Go through the data below. Pull out every line that has the word "icon".

DATA PROVIDED:

####

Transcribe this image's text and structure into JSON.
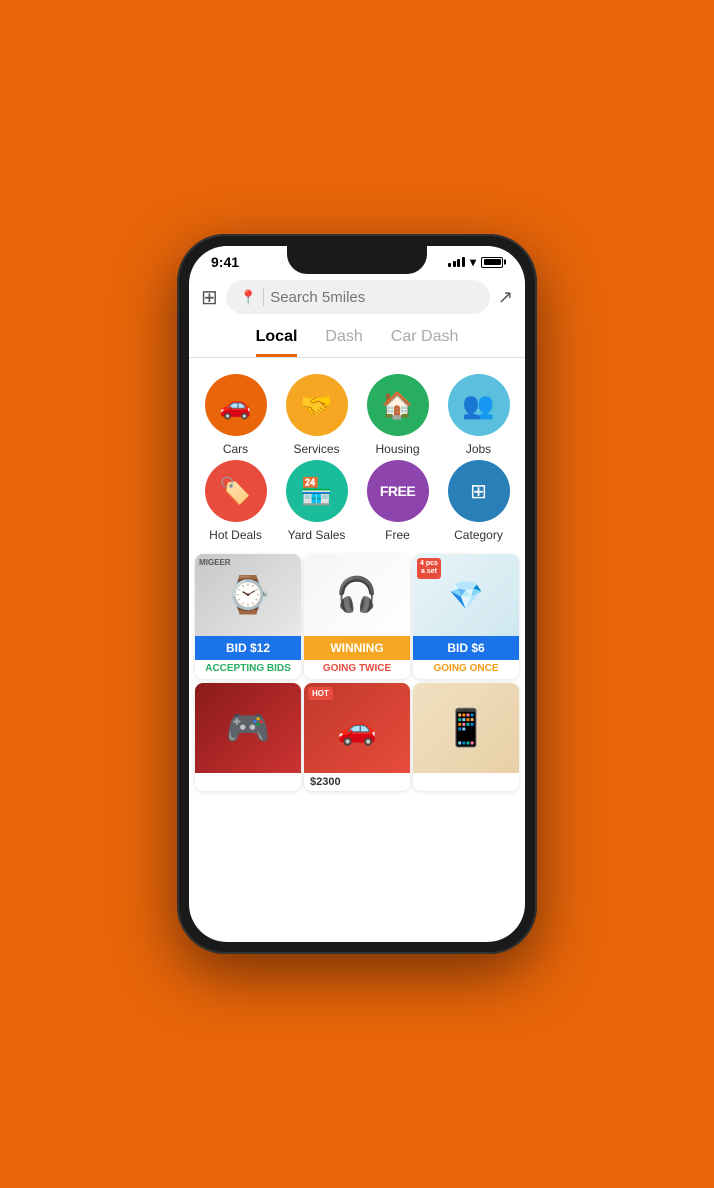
{
  "phone": {
    "status_time": "9:41",
    "background_color": "#E8650A"
  },
  "header": {
    "search_placeholder": "Search 5miles"
  },
  "tabs": [
    {
      "label": "Local",
      "active": true
    },
    {
      "label": "Dash",
      "active": false
    },
    {
      "label": "Car Dash",
      "active": false
    }
  ],
  "categories": [
    {
      "id": "cars",
      "label": "Cars",
      "color": "#E8650A",
      "icon": "🚗"
    },
    {
      "id": "services",
      "label": "Services",
      "color": "#F5A623",
      "icon": "🤝"
    },
    {
      "id": "housing",
      "label": "Housing",
      "color": "#27ae60",
      "icon": "🏠"
    },
    {
      "id": "jobs",
      "label": "Jobs",
      "color": "#5bc0de",
      "icon": "👥"
    },
    {
      "id": "hot-deals",
      "label": "Hot Deals",
      "color": "#e74c3c",
      "icon": "🏷️"
    },
    {
      "id": "yard-sales",
      "label": "Yard Sales",
      "color": "#1abc9c",
      "icon": "🏪"
    },
    {
      "id": "free",
      "label": "Free",
      "color": "#8e44ad",
      "icon": "FREE"
    },
    {
      "id": "category",
      "label": "Category",
      "color": "#2980b9",
      "icon": "⊞"
    }
  ],
  "listings": [
    {
      "id": "watch",
      "bid": "BID $12",
      "bid_color": "blue",
      "status": "ACCEPTING BIDS",
      "status_color": "accepting",
      "brand": "MIGEER"
    },
    {
      "id": "airpods",
      "bid": "WINNING",
      "bid_color": "orange",
      "status": "GOING TWICE",
      "status_color": "going-twice"
    },
    {
      "id": "jewelry",
      "bid": "BID $6",
      "bid_color": "blue",
      "status": "GOING ONCE",
      "status_color": "going-once",
      "badge": "4 pcs\na set"
    }
  ],
  "listings2": [
    {
      "id": "gameboy",
      "price": null,
      "hot": false
    },
    {
      "id": "truck",
      "price": "$2300",
      "hot": true
    },
    {
      "id": "iphone",
      "price": null,
      "hot": false
    }
  ]
}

####

OUTPUT FOR THIS EXERCISE:
      "icon": "🚗"
      "icon": "🤝"
      "icon": "🏠"
      "icon": "👥"
      "icon": "🏷️"
      "icon": "🏪"
      "icon": "FREE"
      "icon": "⊞"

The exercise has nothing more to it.